What the exercise asks:
Report only how many lines hold the word "JSON".

Material to process:
* * * *
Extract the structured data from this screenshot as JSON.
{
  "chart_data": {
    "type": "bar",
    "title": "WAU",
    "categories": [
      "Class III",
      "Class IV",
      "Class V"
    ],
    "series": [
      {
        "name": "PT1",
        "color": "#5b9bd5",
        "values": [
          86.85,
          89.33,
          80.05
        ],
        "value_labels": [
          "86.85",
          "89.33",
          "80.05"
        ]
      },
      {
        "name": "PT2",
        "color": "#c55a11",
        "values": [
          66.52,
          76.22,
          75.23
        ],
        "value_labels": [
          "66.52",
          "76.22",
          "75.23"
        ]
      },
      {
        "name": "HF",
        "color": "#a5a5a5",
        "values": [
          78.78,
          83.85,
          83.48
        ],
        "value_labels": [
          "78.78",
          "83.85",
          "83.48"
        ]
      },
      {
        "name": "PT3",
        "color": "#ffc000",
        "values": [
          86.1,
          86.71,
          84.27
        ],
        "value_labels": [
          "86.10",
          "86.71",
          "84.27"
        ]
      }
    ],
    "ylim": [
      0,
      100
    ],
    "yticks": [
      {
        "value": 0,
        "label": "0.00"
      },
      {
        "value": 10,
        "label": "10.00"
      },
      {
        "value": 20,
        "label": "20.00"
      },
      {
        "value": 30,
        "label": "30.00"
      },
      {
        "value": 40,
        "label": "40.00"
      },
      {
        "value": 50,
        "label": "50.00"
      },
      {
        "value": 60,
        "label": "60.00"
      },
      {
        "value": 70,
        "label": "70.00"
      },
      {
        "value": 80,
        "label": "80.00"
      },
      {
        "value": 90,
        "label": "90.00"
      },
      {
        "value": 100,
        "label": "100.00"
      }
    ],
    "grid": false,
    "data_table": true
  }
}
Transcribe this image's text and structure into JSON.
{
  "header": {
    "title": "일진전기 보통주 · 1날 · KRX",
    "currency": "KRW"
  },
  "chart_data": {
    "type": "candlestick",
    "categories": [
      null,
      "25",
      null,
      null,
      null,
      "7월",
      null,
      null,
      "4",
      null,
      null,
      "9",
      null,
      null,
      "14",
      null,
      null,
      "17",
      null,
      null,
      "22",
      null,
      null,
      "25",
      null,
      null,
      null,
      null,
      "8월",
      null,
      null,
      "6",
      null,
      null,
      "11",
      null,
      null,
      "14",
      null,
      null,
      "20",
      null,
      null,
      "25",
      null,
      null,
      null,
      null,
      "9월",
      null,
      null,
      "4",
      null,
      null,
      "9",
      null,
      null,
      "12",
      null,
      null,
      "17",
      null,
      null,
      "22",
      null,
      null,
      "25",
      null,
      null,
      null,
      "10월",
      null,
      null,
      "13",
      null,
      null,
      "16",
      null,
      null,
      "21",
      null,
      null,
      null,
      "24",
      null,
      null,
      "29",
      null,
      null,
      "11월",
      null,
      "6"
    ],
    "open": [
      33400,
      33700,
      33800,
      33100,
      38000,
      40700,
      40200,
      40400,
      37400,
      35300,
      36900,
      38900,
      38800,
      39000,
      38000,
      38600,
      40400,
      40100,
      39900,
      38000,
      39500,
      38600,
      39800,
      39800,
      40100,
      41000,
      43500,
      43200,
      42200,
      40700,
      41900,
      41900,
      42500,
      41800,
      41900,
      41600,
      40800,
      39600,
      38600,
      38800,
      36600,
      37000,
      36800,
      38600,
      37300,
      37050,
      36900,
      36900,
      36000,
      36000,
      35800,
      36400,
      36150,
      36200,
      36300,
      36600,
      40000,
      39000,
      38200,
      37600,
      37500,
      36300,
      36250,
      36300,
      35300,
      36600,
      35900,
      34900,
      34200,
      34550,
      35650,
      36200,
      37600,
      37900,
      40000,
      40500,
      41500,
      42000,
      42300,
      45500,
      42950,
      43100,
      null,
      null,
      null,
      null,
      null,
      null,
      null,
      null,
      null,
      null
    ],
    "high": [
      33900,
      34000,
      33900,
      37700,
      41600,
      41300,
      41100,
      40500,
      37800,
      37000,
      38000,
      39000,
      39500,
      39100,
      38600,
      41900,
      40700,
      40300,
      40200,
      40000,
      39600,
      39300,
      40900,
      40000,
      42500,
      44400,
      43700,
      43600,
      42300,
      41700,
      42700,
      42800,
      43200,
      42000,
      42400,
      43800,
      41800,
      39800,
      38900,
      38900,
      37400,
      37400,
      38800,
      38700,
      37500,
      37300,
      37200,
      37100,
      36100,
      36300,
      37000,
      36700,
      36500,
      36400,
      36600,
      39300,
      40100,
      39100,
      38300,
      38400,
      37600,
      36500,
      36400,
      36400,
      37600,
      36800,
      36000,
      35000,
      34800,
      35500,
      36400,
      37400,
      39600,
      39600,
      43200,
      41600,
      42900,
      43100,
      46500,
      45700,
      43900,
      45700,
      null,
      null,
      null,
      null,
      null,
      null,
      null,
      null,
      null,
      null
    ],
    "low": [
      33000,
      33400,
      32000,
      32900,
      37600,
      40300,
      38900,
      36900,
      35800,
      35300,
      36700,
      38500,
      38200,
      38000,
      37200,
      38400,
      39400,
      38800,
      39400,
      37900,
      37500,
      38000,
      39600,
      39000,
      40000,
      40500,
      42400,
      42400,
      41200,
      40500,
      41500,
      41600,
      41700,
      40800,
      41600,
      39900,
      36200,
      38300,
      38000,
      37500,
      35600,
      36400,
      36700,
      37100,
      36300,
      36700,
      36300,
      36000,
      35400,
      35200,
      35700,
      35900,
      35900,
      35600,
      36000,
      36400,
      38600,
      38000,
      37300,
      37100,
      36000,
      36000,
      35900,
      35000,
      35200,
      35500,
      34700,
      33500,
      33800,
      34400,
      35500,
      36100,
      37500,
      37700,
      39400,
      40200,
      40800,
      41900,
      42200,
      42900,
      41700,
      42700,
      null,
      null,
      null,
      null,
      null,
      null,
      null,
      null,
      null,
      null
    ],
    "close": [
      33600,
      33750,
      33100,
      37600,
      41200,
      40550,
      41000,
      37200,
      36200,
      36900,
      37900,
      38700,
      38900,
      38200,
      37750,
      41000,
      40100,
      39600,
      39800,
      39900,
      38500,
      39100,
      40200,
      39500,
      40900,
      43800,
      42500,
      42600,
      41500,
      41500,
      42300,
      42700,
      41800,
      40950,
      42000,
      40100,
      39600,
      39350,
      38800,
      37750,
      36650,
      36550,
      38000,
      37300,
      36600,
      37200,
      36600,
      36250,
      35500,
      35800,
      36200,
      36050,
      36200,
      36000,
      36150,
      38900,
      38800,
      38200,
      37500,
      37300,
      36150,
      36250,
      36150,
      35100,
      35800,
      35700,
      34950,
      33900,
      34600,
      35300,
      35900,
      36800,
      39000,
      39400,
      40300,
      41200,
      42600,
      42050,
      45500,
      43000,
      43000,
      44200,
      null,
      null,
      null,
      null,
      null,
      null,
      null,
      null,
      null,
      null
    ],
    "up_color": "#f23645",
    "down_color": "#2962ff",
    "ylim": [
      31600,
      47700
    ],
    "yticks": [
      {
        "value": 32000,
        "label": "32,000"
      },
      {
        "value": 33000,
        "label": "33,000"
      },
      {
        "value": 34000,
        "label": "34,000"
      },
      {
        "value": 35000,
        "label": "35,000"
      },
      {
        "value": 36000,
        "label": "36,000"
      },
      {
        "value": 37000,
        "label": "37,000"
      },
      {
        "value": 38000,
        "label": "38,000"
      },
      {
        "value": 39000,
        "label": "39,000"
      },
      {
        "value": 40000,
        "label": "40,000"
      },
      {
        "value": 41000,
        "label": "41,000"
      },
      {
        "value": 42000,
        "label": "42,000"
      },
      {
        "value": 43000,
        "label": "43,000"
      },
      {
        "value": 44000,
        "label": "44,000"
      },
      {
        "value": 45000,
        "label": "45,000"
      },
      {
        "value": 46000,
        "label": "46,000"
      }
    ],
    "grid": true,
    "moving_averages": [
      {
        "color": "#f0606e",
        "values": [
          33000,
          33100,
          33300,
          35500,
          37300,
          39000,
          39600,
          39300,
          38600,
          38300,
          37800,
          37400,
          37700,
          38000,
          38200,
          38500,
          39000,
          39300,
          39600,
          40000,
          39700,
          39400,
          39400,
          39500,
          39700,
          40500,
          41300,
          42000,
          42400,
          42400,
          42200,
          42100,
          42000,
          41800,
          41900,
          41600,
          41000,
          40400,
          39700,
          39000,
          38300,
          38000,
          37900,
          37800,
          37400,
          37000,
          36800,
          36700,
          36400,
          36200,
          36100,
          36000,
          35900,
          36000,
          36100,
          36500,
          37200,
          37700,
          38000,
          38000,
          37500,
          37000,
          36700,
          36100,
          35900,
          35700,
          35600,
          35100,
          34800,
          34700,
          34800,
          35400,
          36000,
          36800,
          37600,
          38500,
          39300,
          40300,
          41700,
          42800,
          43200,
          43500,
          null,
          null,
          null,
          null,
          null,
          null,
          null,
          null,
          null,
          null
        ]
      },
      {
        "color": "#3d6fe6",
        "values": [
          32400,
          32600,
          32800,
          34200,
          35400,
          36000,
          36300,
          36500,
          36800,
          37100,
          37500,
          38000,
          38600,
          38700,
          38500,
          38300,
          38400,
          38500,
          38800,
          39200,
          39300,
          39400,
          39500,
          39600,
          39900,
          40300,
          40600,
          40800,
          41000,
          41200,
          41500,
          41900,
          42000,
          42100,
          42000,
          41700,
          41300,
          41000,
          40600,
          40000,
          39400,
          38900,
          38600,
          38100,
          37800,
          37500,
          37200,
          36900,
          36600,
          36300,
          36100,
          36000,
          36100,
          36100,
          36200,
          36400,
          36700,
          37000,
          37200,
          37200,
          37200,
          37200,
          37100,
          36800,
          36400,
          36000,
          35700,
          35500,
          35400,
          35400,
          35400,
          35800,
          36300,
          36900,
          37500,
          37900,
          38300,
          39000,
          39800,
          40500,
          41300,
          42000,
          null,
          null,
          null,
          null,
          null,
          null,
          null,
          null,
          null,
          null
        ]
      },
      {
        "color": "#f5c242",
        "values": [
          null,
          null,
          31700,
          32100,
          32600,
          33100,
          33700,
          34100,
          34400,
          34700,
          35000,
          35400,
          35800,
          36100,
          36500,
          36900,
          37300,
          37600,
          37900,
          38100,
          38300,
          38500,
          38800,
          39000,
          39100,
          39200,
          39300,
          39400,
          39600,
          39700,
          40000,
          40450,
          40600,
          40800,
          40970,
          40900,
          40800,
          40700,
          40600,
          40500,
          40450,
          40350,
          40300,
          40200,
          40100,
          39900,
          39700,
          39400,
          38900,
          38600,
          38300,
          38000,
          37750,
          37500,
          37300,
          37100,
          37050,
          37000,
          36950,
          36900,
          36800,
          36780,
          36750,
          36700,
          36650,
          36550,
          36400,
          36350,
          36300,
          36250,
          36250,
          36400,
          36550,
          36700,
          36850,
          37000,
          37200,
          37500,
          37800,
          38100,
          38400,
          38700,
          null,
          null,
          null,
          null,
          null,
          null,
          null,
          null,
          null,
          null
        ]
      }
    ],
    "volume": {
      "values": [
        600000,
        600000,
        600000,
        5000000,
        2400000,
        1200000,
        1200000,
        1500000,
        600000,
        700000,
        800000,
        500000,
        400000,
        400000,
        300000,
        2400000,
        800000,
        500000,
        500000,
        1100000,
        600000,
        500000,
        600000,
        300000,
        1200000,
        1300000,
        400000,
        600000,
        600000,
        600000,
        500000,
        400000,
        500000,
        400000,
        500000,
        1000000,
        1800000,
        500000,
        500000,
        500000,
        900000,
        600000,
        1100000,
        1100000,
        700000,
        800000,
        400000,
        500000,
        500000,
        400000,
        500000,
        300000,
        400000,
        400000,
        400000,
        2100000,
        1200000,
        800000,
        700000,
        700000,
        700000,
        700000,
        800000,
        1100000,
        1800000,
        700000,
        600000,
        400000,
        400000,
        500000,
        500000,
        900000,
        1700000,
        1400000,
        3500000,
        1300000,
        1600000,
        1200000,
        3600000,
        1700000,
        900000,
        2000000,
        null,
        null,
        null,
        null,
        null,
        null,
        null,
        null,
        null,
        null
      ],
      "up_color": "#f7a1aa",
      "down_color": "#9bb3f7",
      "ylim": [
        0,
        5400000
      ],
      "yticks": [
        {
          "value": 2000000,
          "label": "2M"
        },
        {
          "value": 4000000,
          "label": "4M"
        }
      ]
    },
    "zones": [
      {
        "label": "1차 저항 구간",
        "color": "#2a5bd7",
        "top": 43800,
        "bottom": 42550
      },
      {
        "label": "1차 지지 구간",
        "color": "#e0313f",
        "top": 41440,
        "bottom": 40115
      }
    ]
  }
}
* * * *
Correct result:
2